## Short exercise
Starting at the first of the rows below and going on through the line containing "Output each element", write each line as one string in a JSON list, skipping blank lines and leaving out the pictures.

## Entries
++++++++
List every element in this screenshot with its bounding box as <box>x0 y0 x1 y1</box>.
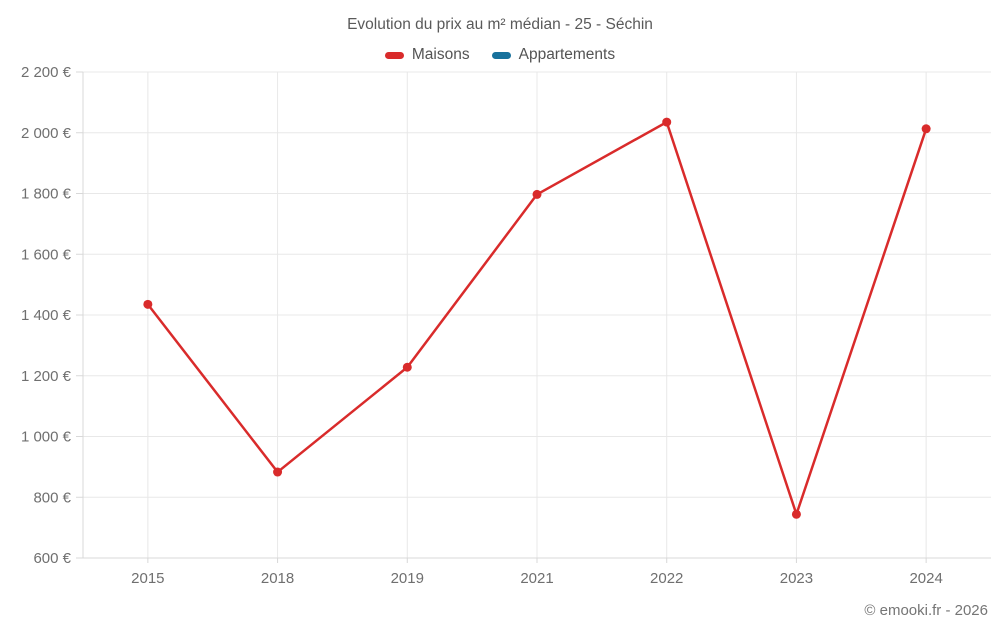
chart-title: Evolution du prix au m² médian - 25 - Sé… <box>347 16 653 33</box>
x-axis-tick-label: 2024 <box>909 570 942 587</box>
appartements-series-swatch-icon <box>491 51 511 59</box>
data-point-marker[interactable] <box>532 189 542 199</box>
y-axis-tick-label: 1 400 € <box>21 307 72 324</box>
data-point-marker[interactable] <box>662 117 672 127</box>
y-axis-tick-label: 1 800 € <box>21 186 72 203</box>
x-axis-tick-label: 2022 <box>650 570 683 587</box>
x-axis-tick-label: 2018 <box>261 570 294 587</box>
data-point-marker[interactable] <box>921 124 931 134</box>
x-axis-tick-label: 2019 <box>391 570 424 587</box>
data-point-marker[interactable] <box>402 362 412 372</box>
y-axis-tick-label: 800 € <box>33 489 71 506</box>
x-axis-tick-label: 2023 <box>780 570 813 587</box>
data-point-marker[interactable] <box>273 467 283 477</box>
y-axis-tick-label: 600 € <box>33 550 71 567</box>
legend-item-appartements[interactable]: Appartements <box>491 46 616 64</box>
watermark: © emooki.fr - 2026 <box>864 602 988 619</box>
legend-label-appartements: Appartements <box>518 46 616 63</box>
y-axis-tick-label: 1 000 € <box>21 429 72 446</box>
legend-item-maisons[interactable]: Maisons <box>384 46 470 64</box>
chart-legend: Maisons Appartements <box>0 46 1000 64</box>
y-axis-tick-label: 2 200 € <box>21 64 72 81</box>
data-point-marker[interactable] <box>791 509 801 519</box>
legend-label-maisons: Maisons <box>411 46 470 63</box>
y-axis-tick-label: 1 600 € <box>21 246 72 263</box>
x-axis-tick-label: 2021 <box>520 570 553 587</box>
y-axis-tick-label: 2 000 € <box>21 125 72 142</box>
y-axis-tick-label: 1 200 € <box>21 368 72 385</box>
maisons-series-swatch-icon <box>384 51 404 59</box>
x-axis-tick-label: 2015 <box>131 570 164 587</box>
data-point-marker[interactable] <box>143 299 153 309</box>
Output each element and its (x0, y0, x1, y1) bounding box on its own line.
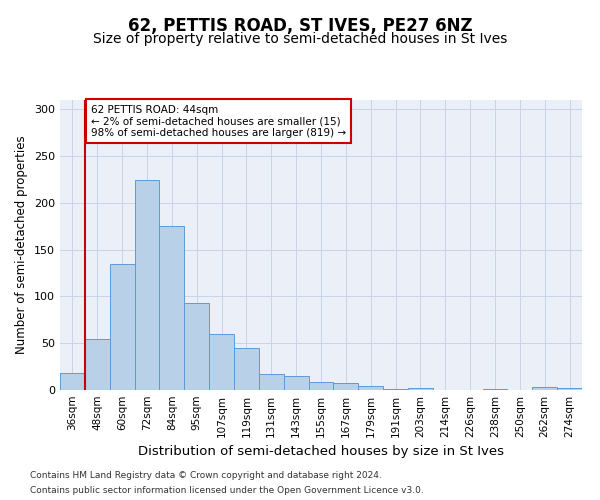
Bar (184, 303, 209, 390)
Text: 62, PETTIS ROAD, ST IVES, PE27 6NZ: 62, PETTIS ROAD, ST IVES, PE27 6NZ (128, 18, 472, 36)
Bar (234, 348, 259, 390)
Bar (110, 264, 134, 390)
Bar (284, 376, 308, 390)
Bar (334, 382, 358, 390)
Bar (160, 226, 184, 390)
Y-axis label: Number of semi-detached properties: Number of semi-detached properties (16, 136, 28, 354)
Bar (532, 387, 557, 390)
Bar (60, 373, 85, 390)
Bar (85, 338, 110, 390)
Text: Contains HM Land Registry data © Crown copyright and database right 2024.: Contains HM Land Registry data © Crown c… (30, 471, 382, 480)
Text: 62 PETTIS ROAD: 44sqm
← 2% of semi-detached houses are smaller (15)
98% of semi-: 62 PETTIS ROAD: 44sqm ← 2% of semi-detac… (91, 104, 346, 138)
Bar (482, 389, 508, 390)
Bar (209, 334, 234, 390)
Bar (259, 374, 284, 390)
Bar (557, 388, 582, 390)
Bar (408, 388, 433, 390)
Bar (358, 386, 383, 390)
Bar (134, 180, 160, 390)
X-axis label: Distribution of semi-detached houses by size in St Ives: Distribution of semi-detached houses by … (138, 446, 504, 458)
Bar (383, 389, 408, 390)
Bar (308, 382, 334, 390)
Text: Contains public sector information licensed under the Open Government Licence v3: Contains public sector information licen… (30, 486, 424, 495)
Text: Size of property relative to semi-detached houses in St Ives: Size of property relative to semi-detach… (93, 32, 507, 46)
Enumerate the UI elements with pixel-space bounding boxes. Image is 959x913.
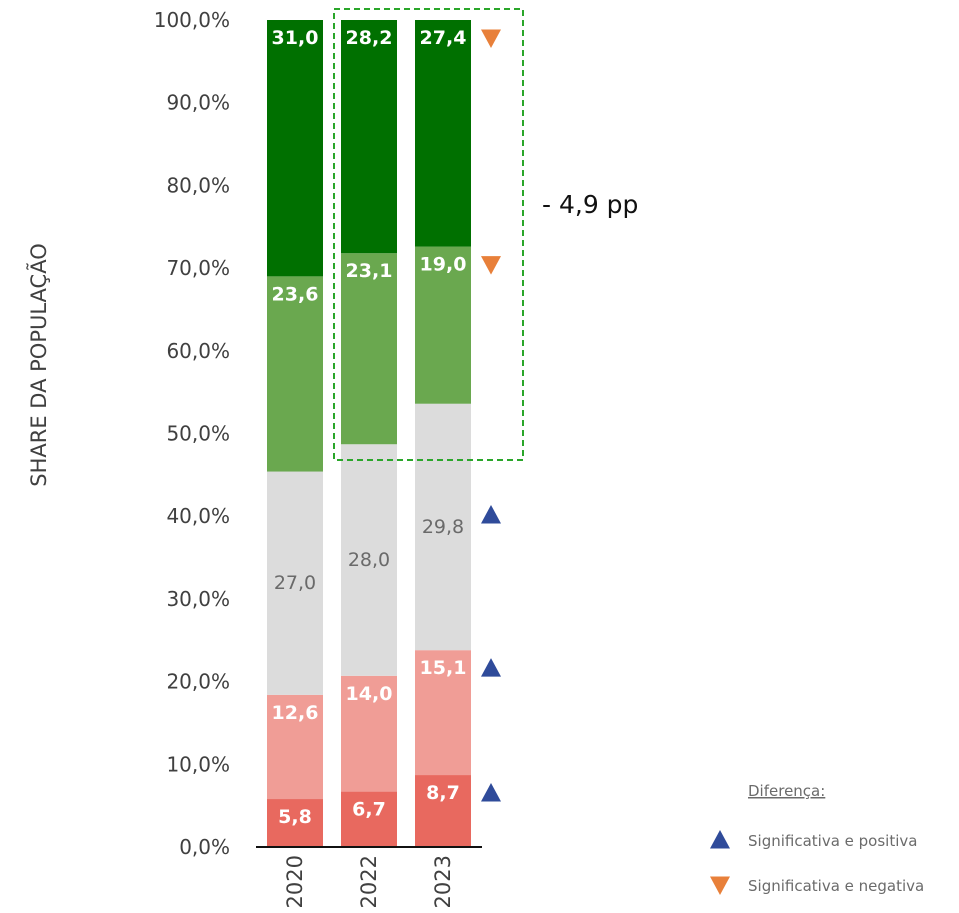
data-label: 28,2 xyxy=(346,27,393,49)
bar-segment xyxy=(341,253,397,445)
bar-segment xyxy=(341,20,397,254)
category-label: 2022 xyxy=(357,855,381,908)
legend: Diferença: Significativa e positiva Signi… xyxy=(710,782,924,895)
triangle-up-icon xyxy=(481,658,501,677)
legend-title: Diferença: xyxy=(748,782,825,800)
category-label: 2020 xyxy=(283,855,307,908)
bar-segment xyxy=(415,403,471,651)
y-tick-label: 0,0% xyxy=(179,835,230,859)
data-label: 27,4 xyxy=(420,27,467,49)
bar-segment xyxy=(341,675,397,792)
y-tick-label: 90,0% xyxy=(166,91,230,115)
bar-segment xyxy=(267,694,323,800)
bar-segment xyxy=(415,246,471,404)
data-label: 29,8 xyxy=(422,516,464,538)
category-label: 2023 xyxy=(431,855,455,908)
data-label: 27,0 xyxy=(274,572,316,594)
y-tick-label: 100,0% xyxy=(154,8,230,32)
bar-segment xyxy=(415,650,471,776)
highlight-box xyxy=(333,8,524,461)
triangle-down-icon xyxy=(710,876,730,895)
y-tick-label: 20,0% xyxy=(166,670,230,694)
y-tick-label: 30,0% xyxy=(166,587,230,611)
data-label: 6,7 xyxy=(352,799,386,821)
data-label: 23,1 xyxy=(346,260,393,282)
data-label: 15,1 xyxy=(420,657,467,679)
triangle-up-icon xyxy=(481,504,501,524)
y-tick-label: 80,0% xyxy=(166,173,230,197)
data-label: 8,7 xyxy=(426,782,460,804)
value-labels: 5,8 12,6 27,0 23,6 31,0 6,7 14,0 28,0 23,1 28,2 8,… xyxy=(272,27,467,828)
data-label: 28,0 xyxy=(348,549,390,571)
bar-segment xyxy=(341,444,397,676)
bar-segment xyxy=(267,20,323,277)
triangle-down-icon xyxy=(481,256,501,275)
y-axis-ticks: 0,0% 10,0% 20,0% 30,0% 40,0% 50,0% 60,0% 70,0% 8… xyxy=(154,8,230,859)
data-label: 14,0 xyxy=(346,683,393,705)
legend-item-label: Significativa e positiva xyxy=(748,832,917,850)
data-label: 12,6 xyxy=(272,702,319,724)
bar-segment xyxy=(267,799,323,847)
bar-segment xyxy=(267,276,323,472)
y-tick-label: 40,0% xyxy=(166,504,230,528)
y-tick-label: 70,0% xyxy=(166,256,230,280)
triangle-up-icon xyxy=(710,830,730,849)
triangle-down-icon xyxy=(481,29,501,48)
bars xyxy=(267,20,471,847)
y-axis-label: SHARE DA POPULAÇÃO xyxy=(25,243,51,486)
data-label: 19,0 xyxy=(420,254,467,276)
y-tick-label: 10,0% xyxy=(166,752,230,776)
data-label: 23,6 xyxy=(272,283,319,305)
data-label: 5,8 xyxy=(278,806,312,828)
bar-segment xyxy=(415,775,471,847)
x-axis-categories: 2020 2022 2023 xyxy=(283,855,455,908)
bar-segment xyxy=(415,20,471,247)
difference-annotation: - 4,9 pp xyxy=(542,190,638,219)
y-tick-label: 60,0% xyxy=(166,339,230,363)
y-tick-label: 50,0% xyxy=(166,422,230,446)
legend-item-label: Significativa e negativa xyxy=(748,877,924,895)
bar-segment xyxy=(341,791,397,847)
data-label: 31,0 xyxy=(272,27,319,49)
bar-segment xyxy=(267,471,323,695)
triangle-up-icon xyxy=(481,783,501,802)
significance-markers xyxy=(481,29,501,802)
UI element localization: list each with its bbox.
++++++++
## Complete answer
[
  "List every element in this screenshot with its bounding box as <box>x0 y0 x1 y1</box>.",
  "chart-title: Evolution du prix au m² médian - 25 - Sé… <box>347 16 653 33</box>",
  "x-axis-tick-label: 2024 <box>909 570 942 587</box>",
  "appartements-series-swatch-icon <box>491 51 511 59</box>",
  "data-point-marker[interactable] <box>532 189 542 199</box>",
  "y-axis-tick-label: 1 400 € <box>21 307 72 324</box>",
  "data-point-marker[interactable] <box>662 117 672 127</box>",
  "y-axis-tick-label: 1 800 € <box>21 186 72 203</box>",
  "x-axis-tick-label: 2022 <box>650 570 683 587</box>",
  "x-axis-tick-label: 2018 <box>261 570 294 587</box>",
  "data-point-marker[interactable] <box>921 124 931 134</box>",
  "x-axis-tick-label: 2019 <box>391 570 424 587</box>",
  "data-point-marker[interactable] <box>402 362 412 372</box>",
  "y-axis-tick-label: 800 € <box>33 489 71 506</box>",
  "x-axis-tick-label: 2023 <box>780 570 813 587</box>",
  "data-point-marker[interactable] <box>273 467 283 477</box>",
  "y-axis-tick-label: 600 € <box>33 550 71 567</box>",
  "legend-item-appartements[interactable]: Appartements <box>491 46 616 64</box>",
  "watermark: © emooki.fr - 2026 <box>864 602 988 619</box>",
  "legend-label-appartements: Appartements <box>518 46 616 63</box>",
  "y-axis-tick-label: 1 000 € <box>21 429 72 446</box>",
  "legend-item-maisons[interactable]: Maisons <box>384 46 470 64</box>",
  "chart-legend: Maisons Appartements <box>0 46 1000 64</box>",
  "y-axis-tick-label: 2 200 € <box>21 64 72 81</box>",
  "data-point-marker[interactable] <box>791 509 801 519</box>",
  "legend-label-maisons: Maisons <box>411 46 470 63</box>",
  "y-axis-tick-label: 1 600 € <box>21 246 72 263</box>",
  "x-axis-tick-label: 2021 <box>520 570 553 587</box>",
  "y-axis-tick-label: 2 000 € <box>21 125 72 142</box>",
  "y-axis-tick-label: 1 200 € <box>21 368 72 385</box>",
  "maisons-series-swatch-icon <box>384 51 404 59</box>",
  "x-axis-tick-label: 2015 <box>131 570 164 587</box>",
  "data-point-marker[interactable] <box>143 299 153 309</box>",
  "Output each element and its (x0, y0, x1, y1) bounding box on its own line."
]